— Start of Working data —

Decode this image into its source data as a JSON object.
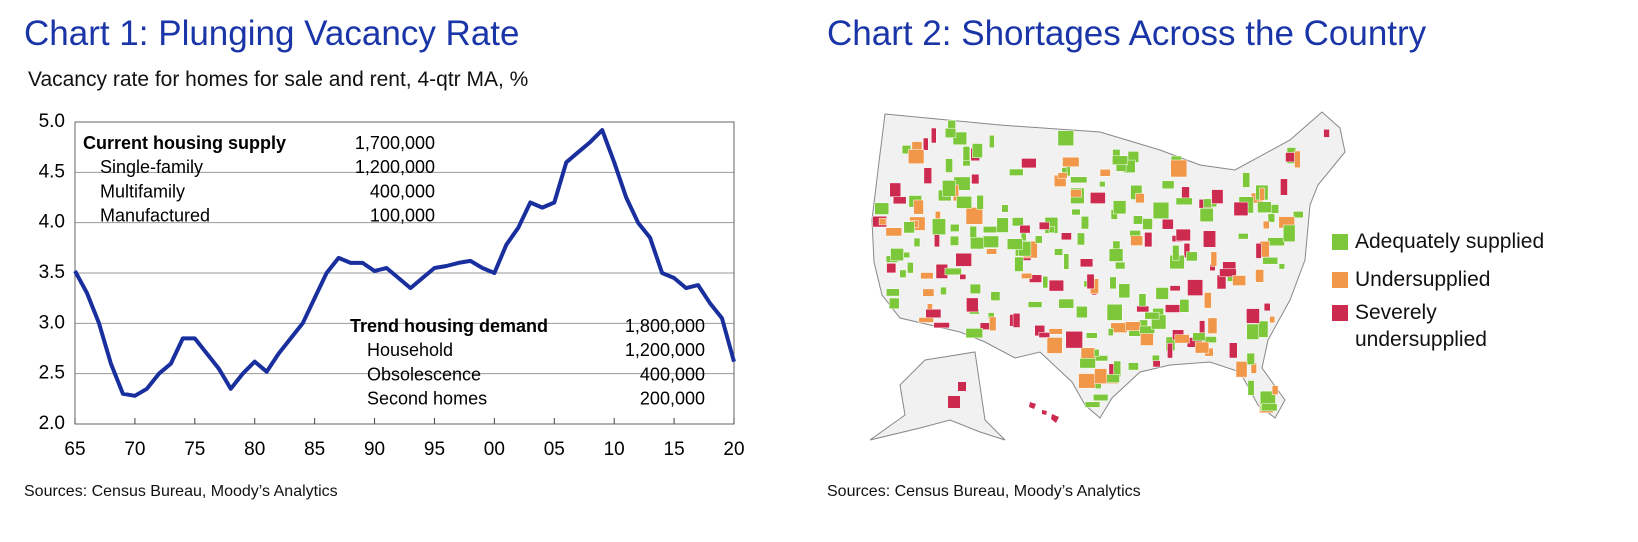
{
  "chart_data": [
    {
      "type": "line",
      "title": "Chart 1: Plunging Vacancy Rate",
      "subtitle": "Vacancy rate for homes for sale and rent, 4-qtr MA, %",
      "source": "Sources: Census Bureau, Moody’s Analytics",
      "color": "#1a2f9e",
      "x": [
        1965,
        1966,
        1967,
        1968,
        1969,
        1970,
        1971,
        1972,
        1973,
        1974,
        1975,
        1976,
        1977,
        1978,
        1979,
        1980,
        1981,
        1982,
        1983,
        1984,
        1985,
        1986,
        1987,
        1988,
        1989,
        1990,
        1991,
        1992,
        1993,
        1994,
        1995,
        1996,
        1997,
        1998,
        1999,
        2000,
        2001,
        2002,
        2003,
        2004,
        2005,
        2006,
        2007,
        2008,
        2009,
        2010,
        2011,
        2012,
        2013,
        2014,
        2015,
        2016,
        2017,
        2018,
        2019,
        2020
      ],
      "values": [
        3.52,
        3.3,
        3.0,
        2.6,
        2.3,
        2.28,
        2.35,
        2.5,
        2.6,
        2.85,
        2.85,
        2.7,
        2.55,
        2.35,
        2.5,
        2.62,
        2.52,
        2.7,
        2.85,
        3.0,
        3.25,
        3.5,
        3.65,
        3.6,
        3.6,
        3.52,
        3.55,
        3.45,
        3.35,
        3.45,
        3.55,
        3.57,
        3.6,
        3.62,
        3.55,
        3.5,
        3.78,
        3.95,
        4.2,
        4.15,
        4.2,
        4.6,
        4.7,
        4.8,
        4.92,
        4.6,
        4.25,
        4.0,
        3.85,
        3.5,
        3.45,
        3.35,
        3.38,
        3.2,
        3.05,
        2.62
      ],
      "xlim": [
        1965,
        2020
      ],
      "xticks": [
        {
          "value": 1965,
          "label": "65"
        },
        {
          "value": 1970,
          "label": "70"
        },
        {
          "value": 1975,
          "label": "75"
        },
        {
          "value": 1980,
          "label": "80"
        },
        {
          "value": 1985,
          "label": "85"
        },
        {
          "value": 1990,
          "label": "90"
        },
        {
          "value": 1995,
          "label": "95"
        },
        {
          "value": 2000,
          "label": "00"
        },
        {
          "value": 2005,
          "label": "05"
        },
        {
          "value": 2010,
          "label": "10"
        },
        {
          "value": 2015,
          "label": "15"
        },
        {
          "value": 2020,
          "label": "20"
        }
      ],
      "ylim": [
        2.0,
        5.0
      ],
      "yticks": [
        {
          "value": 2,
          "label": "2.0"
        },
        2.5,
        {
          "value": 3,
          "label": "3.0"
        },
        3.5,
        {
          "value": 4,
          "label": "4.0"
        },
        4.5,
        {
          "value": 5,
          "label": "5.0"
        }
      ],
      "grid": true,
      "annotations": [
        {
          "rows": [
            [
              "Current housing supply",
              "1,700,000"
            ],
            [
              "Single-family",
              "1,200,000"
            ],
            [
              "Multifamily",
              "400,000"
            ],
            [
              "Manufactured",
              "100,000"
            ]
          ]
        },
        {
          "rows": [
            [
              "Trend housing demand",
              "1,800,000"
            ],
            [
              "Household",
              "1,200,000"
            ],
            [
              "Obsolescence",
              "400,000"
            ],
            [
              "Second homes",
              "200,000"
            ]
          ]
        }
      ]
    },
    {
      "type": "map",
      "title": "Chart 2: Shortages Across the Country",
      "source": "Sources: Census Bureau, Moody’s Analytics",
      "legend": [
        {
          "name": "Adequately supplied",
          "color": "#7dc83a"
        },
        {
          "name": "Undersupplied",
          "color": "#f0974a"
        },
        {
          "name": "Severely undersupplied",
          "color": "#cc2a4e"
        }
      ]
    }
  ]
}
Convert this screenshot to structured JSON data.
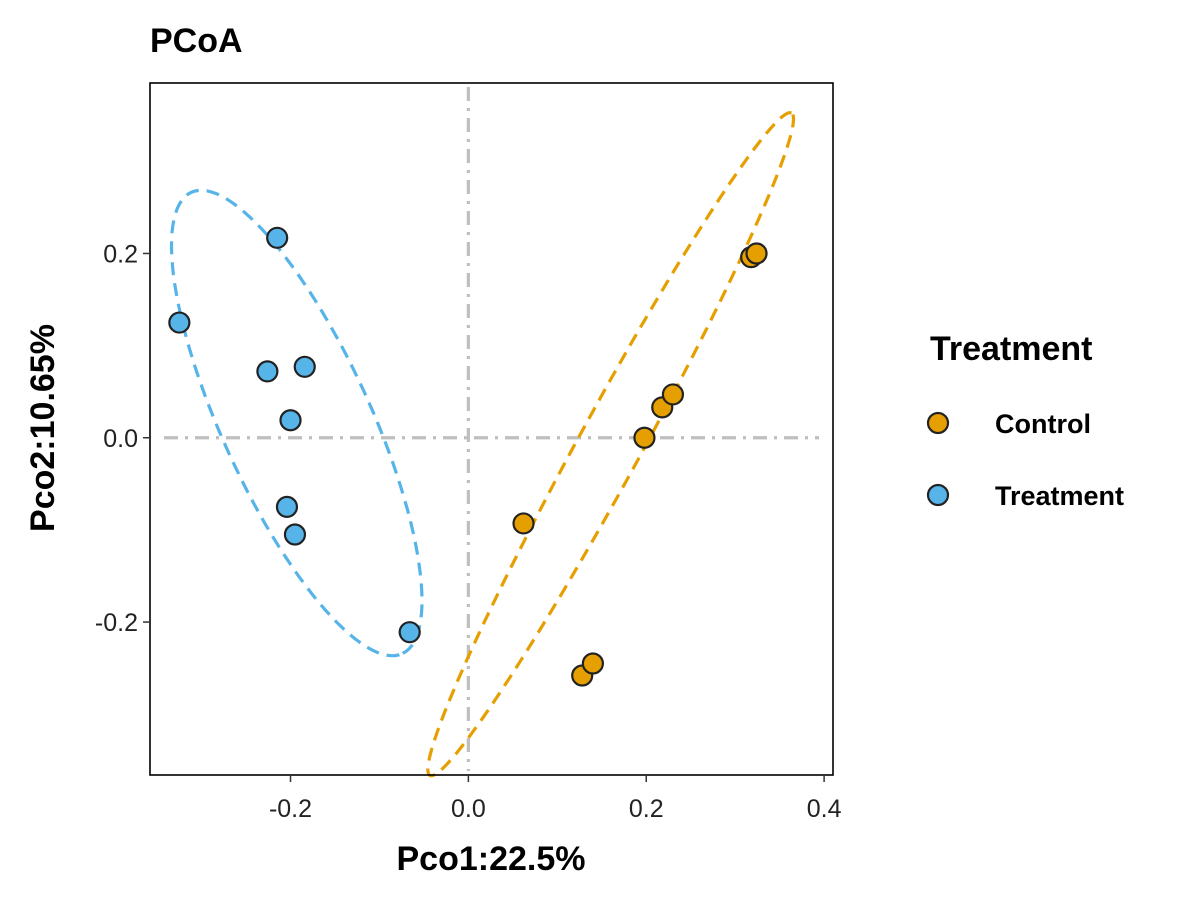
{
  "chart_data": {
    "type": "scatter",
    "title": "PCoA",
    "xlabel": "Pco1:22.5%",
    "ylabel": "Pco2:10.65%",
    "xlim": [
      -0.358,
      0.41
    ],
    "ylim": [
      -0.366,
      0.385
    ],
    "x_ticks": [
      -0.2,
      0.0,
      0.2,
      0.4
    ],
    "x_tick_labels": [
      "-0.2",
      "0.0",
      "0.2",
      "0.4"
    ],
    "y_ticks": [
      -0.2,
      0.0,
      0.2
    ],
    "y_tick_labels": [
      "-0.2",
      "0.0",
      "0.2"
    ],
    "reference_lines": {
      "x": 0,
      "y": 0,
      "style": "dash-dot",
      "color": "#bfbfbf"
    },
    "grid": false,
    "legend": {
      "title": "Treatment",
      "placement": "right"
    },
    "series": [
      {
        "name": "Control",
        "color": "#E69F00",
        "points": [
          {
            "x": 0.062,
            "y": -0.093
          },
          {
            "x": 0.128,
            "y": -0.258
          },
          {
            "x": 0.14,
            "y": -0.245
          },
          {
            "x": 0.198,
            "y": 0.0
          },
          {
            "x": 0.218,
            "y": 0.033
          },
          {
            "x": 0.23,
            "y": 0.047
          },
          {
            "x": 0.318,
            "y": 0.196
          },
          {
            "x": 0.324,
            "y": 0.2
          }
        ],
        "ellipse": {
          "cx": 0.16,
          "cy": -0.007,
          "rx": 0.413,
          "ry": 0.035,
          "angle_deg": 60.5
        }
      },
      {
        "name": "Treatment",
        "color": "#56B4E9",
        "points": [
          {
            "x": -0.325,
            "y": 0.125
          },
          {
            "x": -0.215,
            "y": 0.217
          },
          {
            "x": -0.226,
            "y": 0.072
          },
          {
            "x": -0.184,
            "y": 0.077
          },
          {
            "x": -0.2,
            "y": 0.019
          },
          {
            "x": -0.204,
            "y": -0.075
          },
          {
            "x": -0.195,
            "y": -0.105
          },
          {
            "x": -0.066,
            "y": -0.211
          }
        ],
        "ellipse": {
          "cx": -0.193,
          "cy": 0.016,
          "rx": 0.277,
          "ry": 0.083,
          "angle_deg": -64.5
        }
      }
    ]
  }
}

— End of Working data —

* [Task to carry out]
Output every entry word for word, but omit the pictures.

* [The answer]
Decode this image into its source data as a JSON object.
{
  "chart_data": [
    {
      "type": "line",
      "title": "Chart 1: Plunging Vacancy Rate",
      "subtitle": "Vacancy rate for homes for sale and rent, 4-qtr MA, %",
      "source": "Sources: Census Bureau, Moody’s Analytics",
      "color": "#1a2f9e",
      "x": [
        1965,
        1966,
        1967,
        1968,
        1969,
        1970,
        1971,
        1972,
        1973,
        1974,
        1975,
        1976,
        1977,
        1978,
        1979,
        1980,
        1981,
        1982,
        1983,
        1984,
        1985,
        1986,
        1987,
        1988,
        1989,
        1990,
        1991,
        1992,
        1993,
        1994,
        1995,
        1996,
        1997,
        1998,
        1999,
        2000,
        2001,
        2002,
        2003,
        2004,
        2005,
        2006,
        2007,
        2008,
        2009,
        2010,
        2011,
        2012,
        2013,
        2014,
        2015,
        2016,
        2017,
        2018,
        2019,
        2020
      ],
      "values": [
        3.52,
        3.3,
        3.0,
        2.6,
        2.3,
        2.28,
        2.35,
        2.5,
        2.6,
        2.85,
        2.85,
        2.7,
        2.55,
        2.35,
        2.5,
        2.62,
        2.52,
        2.7,
        2.85,
        3.0,
        3.25,
        3.5,
        3.65,
        3.6,
        3.6,
        3.52,
        3.55,
        3.45,
        3.35,
        3.45,
        3.55,
        3.57,
        3.6,
        3.62,
        3.55,
        3.5,
        3.78,
        3.95,
        4.2,
        4.15,
        4.2,
        4.6,
        4.7,
        4.8,
        4.92,
        4.6,
        4.25,
        4.0,
        3.85,
        3.5,
        3.45,
        3.35,
        3.38,
        3.2,
        3.05,
        2.62
      ],
      "xlim": [
        1965,
        2020
      ],
      "xticks": [
        {
          "value": 1965,
          "label": "65"
        },
        {
          "value": 1970,
          "label": "70"
        },
        {
          "value": 1975,
          "label": "75"
        },
        {
          "value": 1980,
          "label": "80"
        },
        {
          "value": 1985,
          "label": "85"
        },
        {
          "value": 1990,
          "label": "90"
        },
        {
          "value": 1995,
          "label": "95"
        },
        {
          "value": 2000,
          "label": "00"
        },
        {
          "value": 2005,
          "label": "05"
        },
        {
          "value": 2010,
          "label": "10"
        },
        {
          "value": 2015,
          "label": "15"
        },
        {
          "value": 2020,
          "label": "20"
        }
      ],
      "ylim": [
        2.0,
        5.0
      ],
      "yticks": [
        {
          "value": 2,
          "label": "2.0"
        },
        2.5,
        {
          "value": 3,
          "label": "3.0"
        },
        3.5,
        {
          "value": 4,
          "label": "4.0"
        },
        4.5,
        {
          "value": 5,
          "label": "5.0"
        }
      ],
      "grid": true,
      "annotations": [
        {
          "rows": [
            [
              "Current housing supply",
              "1,700,000"
            ],
            [
              "Single-family",
              "1,200,000"
            ],
            [
              "Multifamily",
              "400,000"
            ],
            [
              "Manufactured",
              "100,000"
            ]
          ]
        },
        {
          "rows": [
            [
              "Trend housing demand",
              "1,800,000"
            ],
            [
              "Household",
              "1,200,000"
            ],
            [
              "Obsolescence",
              "400,000"
            ],
            [
              "Second homes",
              "200,000"
            ]
          ]
        }
      ]
    },
    {
      "type": "map",
      "title": "Chart 2: Shortages Across the Country",
      "source": "Sources: Census Bureau, Moody’s Analytics",
      "legend": [
        {
          "name": "Adequately supplied",
          "color": "#7dc83a"
        },
        {
          "name": "Undersupplied",
          "color": "#f0974a"
        },
        {
          "name": "Severely undersupplied",
          "color": "#cc2a4e"
        }
      ]
    }
  ]
}
Convert this screenshot to structured JSON data.
{
  "chart_data": {
    "type": "scatter",
    "title": "PCoA",
    "xlabel": "Pco1:22.5%",
    "ylabel": "Pco2:10.65%",
    "xlim": [
      -0.358,
      0.41
    ],
    "ylim": [
      -0.366,
      0.385
    ],
    "x_ticks": [
      -0.2,
      0.0,
      0.2,
      0.4
    ],
    "x_tick_labels": [
      "-0.2",
      "0.0",
      "0.2",
      "0.4"
    ],
    "y_ticks": [
      -0.2,
      0.0,
      0.2
    ],
    "y_tick_labels": [
      "-0.2",
      "0.0",
      "0.2"
    ],
    "reference_lines": {
      "x": 0,
      "y": 0,
      "style": "dash-dot",
      "color": "#bfbfbf"
    },
    "grid": false,
    "legend": {
      "title": "Treatment",
      "placement": "right"
    },
    "series": [
      {
        "name": "Control",
        "color": "#E69F00",
        "points": [
          {
            "x": 0.062,
            "y": -0.093
          },
          {
            "x": 0.128,
            "y": -0.258
          },
          {
            "x": 0.14,
            "y": -0.245
          },
          {
            "x": 0.198,
            "y": 0.0
          },
          {
            "x": 0.218,
            "y": 0.033
          },
          {
            "x": 0.23,
            "y": 0.047
          },
          {
            "x": 0.318,
            "y": 0.196
          },
          {
            "x": 0.324,
            "y": 0.2
          }
        ],
        "ellipse": {
          "cx": 0.16,
          "cy": -0.007,
          "rx": 0.413,
          "ry": 0.035,
          "angle_deg": 60.5
        }
      },
      {
        "name": "Treatment",
        "color": "#56B4E9",
        "points": [
          {
            "x": -0.325,
            "y": 0.125
          },
          {
            "x": -0.215,
            "y": 0.217
          },
          {
            "x": -0.226,
            "y": 0.072
          },
          {
            "x": -0.184,
            "y": 0.077
          },
          {
            "x": -0.2,
            "y": 0.019
          },
          {
            "x": -0.204,
            "y": -0.075
          },
          {
            "x": -0.195,
            "y": -0.105
          },
          {
            "x": -0.066,
            "y": -0.211
          }
        ],
        "ellipse": {
          "cx": -0.193,
          "cy": 0.016,
          "rx": 0.277,
          "ry": 0.083,
          "angle_deg": -64.5
        }
      }
    ]
  }
}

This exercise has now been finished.